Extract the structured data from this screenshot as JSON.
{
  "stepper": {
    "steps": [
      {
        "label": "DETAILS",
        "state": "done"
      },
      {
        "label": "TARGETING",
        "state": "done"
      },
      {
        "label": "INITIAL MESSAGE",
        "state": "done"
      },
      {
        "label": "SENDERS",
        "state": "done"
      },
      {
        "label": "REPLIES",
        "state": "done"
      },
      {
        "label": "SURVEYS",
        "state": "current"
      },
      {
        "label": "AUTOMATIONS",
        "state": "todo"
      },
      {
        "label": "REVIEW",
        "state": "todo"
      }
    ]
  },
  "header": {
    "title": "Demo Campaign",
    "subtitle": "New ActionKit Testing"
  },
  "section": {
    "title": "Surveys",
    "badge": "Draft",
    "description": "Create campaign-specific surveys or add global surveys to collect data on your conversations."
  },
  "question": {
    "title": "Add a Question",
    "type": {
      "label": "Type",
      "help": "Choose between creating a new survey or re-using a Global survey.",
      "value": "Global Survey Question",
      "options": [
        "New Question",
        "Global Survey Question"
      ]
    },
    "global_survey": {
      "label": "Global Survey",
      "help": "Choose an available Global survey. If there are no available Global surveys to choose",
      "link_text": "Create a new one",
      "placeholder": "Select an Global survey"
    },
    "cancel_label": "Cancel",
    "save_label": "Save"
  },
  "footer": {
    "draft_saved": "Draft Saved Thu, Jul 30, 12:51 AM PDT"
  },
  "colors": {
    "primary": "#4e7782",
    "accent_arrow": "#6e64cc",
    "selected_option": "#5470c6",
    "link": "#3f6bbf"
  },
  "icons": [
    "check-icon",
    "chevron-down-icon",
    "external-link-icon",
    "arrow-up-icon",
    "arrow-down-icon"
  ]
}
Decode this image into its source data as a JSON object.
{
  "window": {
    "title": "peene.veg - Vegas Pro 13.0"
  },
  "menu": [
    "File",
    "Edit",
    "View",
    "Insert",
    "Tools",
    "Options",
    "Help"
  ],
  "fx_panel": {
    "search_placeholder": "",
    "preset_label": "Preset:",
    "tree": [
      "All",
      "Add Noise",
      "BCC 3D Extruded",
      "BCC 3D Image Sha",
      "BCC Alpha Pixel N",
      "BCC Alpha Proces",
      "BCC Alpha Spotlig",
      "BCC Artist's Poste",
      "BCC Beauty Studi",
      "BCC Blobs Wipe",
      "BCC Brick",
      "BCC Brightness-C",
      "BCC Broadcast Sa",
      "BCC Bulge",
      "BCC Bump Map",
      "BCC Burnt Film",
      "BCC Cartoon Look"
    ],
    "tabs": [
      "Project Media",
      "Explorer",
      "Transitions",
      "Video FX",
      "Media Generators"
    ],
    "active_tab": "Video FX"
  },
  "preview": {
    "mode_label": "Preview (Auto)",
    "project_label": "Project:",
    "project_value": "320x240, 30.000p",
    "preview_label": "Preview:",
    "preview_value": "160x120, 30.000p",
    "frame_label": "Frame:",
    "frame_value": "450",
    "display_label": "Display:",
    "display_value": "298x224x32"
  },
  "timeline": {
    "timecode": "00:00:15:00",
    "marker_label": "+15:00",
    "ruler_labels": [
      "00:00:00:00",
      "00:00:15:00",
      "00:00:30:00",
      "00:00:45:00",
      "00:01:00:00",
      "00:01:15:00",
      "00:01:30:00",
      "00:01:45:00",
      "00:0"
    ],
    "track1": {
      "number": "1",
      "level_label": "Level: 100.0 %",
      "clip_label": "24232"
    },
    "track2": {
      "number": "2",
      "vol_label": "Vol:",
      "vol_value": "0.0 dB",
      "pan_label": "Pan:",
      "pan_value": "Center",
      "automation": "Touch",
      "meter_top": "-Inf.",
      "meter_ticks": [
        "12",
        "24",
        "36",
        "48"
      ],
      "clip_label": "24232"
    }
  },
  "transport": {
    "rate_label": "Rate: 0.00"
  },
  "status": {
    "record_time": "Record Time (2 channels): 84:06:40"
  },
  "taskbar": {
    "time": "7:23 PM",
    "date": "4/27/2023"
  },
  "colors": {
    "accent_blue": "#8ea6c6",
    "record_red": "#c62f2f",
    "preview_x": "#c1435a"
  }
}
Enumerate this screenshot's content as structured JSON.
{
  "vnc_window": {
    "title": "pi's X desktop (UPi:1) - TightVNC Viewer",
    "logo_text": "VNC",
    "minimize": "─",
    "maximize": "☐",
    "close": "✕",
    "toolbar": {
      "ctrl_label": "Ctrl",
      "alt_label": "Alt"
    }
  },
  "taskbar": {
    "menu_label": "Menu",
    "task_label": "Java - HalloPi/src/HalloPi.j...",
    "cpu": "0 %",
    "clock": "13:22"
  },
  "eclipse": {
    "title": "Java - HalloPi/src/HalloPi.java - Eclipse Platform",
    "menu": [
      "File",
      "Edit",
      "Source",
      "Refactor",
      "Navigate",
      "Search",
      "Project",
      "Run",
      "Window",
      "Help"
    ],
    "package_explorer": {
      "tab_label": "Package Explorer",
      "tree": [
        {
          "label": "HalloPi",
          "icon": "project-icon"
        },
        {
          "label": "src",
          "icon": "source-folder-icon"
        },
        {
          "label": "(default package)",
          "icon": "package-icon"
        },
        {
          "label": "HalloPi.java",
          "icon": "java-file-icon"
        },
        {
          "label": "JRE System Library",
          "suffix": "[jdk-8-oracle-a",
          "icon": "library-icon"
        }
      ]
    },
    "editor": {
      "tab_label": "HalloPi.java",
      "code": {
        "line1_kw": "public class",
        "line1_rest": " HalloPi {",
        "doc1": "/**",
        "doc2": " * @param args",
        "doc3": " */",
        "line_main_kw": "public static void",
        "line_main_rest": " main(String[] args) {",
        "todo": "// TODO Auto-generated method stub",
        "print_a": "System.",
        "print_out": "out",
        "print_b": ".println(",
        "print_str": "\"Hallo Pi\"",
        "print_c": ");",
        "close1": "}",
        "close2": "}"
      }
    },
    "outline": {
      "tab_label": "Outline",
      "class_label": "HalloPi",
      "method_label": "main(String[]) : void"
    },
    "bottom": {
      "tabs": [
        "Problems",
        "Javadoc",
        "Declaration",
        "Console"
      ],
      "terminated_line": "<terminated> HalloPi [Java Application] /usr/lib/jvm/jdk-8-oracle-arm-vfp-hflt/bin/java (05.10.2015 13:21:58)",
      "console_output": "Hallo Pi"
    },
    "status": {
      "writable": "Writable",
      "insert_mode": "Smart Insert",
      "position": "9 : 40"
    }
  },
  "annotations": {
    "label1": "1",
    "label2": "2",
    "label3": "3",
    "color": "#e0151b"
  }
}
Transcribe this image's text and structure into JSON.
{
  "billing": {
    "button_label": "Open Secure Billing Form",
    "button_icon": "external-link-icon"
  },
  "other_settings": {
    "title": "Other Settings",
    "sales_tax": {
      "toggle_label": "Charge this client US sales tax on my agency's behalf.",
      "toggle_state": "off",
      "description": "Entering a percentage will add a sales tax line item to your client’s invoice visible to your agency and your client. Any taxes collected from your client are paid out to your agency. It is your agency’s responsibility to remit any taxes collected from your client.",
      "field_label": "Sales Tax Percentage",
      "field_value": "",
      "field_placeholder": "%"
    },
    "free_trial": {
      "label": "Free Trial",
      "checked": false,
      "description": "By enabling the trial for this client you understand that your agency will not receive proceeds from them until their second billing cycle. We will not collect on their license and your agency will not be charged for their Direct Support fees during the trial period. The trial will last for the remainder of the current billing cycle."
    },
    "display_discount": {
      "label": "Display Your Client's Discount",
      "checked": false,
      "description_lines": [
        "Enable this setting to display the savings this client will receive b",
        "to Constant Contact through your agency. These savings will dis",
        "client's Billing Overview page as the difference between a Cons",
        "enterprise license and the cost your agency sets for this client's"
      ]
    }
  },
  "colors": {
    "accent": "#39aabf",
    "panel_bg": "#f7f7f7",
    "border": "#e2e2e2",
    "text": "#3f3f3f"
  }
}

= Exercise task =
List all lines where "receive" occurs.

= Result for this task =
      "description": "By enabling the trial for this client you understand that your agency will not receive proceeds from them until their second billing cycle. We will not collect on their license and your agency will not be charged for their Direct Support fees during the trial period. The trial will last for the remainder of the current billing cycle."
        "Enable this setting to display the savings this client will receive b",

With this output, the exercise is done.